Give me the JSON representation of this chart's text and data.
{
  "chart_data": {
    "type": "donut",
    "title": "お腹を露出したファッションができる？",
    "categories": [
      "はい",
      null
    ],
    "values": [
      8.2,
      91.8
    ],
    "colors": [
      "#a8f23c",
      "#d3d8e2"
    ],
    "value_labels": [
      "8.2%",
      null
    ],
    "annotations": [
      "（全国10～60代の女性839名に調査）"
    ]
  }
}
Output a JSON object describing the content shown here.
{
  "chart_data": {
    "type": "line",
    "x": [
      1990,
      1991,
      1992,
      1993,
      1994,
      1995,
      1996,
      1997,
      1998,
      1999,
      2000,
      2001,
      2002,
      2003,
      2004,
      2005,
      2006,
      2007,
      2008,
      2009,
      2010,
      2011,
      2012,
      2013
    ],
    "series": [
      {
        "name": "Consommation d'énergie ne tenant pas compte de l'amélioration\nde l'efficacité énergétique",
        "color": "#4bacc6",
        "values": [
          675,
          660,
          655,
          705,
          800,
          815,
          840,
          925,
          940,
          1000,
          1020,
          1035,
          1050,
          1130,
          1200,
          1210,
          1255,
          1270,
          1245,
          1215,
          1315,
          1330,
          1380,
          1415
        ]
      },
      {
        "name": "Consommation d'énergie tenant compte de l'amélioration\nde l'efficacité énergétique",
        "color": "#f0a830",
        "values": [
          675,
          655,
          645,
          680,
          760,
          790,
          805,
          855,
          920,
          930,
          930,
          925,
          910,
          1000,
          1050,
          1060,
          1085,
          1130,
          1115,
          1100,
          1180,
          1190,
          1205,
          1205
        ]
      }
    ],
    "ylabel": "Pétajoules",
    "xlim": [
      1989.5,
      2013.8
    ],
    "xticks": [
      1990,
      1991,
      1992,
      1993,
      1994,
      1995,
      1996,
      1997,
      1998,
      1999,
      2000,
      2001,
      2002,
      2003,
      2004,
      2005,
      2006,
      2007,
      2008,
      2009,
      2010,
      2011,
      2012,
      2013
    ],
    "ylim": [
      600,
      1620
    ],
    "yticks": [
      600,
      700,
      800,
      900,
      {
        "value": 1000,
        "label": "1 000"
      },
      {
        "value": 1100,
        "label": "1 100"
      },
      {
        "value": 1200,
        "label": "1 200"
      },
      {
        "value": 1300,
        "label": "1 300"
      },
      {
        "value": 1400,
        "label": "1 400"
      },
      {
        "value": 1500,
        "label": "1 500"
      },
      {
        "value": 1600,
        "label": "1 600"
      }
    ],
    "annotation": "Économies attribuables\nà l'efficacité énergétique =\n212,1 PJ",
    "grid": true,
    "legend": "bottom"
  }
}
○ ○ ○
All of the entries must be quoted exactly; please include each one.

Give me the JSON representation of this chart's text and data.
{
  "chart_data": {
    "type": "donut",
    "title": "お腹を露出したファッションができる？",
    "categories": [
      "はい",
      null
    ],
    "values": [
      8.2,
      91.8
    ],
    "colors": [
      "#a8f23c",
      "#d3d8e2"
    ],
    "value_labels": [
      "8.2%",
      null
    ],
    "annotations": [
      "（全国10～60代の女性839名に調査）"
    ]
  }
}
Output a JSON object describing the content shown here.
{
  "chart_data": {
    "type": "line",
    "x": [
      1990,
      1991,
      1992,
      1993,
      1994,
      1995,
      1996,
      1997,
      1998,
      1999,
      2000,
      2001,
      2002,
      2003,
      2004,
      2005,
      2006,
      2007,
      2008,
      2009,
      2010,
      2011,
      2012,
      2013
    ],
    "series": [
      {
        "name": "Consommation d'énergie ne tenant pas compte de l'amélioration\nde l'efficacité énergétique",
        "color": "#4bacc6",
        "values": [
          675,
          660,
          655,
          705,
          800,
          815,
          840,
          925,
          940,
          1000,
          1020,
          1035,
          1050,
          1130,
          1200,
          1210,
          1255,
          1270,
          1245,
          1215,
          1315,
          1330,
          1380,
          1415
        ]
      },
      {
        "name": "Consommation d'énergie tenant compte de l'amélioration\nde l'efficacité énergétique",
        "color": "#f0a830",
        "values": [
          675,
          655,
          645,
          680,
          760,
          790,
          805,
          855,
          920,
          930,
          930,
          925,
          910,
          1000,
          1050,
          1060,
          1085,
          1130,
          1115,
          1100,
          1180,
          1190,
          1205,
          1205
        ]
      }
    ],
    "ylabel": "Pétajoules",
    "xlim": [
      1989.5,
      2013.8
    ],
    "xticks": [
      1990,
      1991,
      1992,
      1993,
      1994,
      1995,
      1996,
      1997,
      1998,
      1999,
      2000,
      2001,
      2002,
      2003,
      2004,
      2005,
      2006,
      2007,
      2008,
      2009,
      2010,
      2011,
      2012,
      2013
    ],
    "ylim": [
      600,
      1620
    ],
    "yticks": [
      600,
      700,
      800,
      900,
      {
        "value": 1000,
        "label": "1 000"
      },
      {
        "value": 1100,
        "label": "1 100"
      },
      {
        "value": 1200,
        "label": "1 200"
      },
      {
        "value": 1300,
        "label": "1 300"
      },
      {
        "value": 1400,
        "label": "1 400"
      },
      {
        "value": 1500,
        "label": "1 500"
      },
      {
        "value": 1600,
        "label": "1 600"
      }
    ],
    "annotation": "Économies attribuables\nà l'efficacité énergétique =\n212,1 PJ",
    "grid": true,
    "legend": "bottom"
  }
}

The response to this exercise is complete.